**What the exercise asks**:
Note each line that includes the word "NOFA". Copy those lines.

**Part of a data file**:
============================================================

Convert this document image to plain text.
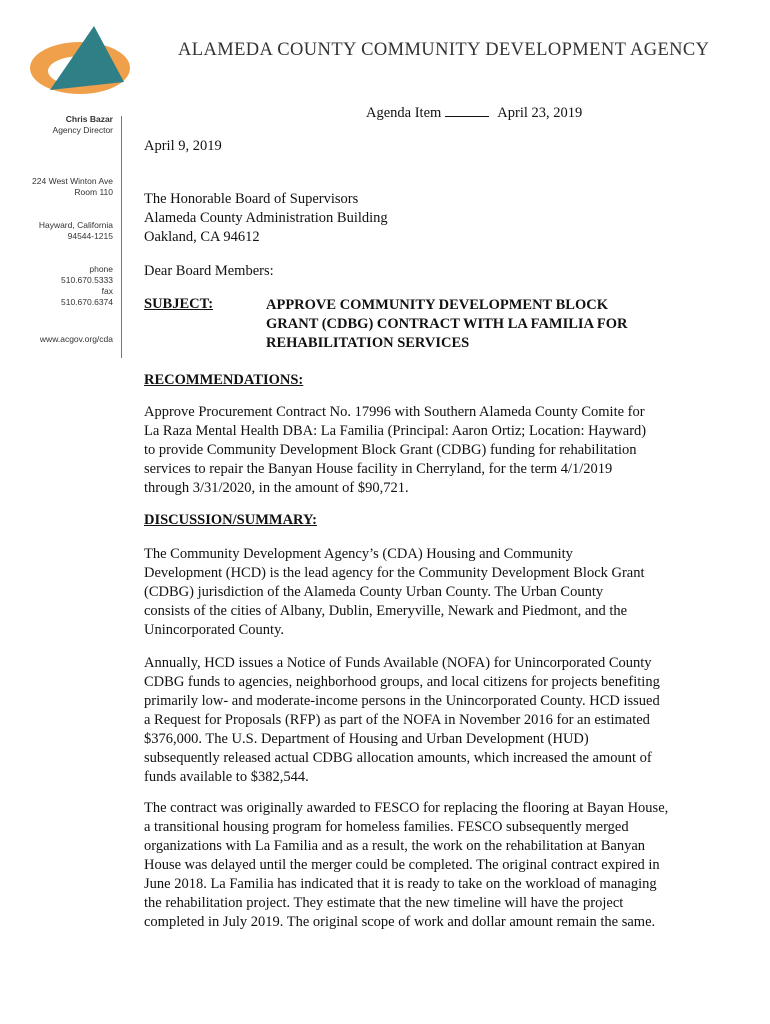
ALAMEDA COUNTY COMMUNITY DEVELOPMENT AGENCY
Chris Bazar
Agency Director
224 West Winton Ave
Room 110
Hayward, California
94544-1215
phone
510.670.5333
fax
510.670.6374
www.acgov.org/cda
Agenda Item	April 23, 2019
April 9, 2019
The Honorable Board of Supervisors
Alameda County Administration Building
Oakland, CA 94612
Dear Board Members:
SUBJECT:	APPROVE COMMUNITY DEVELOPMENT BLOCK
GRANT (CDBG) CONTRACT WITH LA FAMILIA FOR
REHABILITATION SERVICES
RECOMMENDATIONS:
Approve Procurement Contract No. 17996 with Southern Alameda County Comite for
La Raza Mental Health DBA: La Familia (Principal: Aaron Ortiz; Location: Hayward)
to provide Community Development Block Grant (CDBG) funding for rehabilitation
services to repair the Banyan House facility in Cherryland, for the term 4/1/2019
through 3/31/2020, in the amount of $90,721.
DISCUSSION/SUMMARY:
The Community Development Agency’s (CDA) Housing and Community
Development (HCD) is the lead agency for the Community Development Block Grant
(CDBG) jurisdiction of the Alameda County Urban County. The Urban County
consists of the cities of Albany, Dublin, Emeryville, Newark and Piedmont, and the
Unincorporated County.
Annually, HCD issues a Notice of Funds Available (NOFA) for Unincorporated County
CDBG funds to agencies, neighborhood groups, and local citizens for projects benefiting
primarily low- and moderate-income persons in the Unincorporated County. HCD issued
a Request for Proposals (RFP) as part of the NOFA in November 2016 for an estimated
$376,000. The U.S. Department of Housing and Urban Development (HUD)
subsequently released actual CDBG allocation amounts, which increased the amount of
funds available to $382,544.
The contract was originally awarded to FESCO for replacing the flooring at Bayan House,
a transitional housing program for homeless families. FESCO subsequently merged
organizations with La Familia and as a result, the work on the rehabilitation at Banyan
House was delayed until the merger could be completed. The original contract expired in
June 2018. La Familia has indicated that it is ready to take on the workload of managing
the rehabilitation project. They estimate that the new timeline will have the project
completed in July 2019. The original scope of work and dollar amount remain the same.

============================================================

**Task result**:
Annually, HCD issues a Notice of Funds Available (NOFA) for Unincorporated County
a Request for Proposals (RFP) as part of the NOFA in November 2016 for an estimated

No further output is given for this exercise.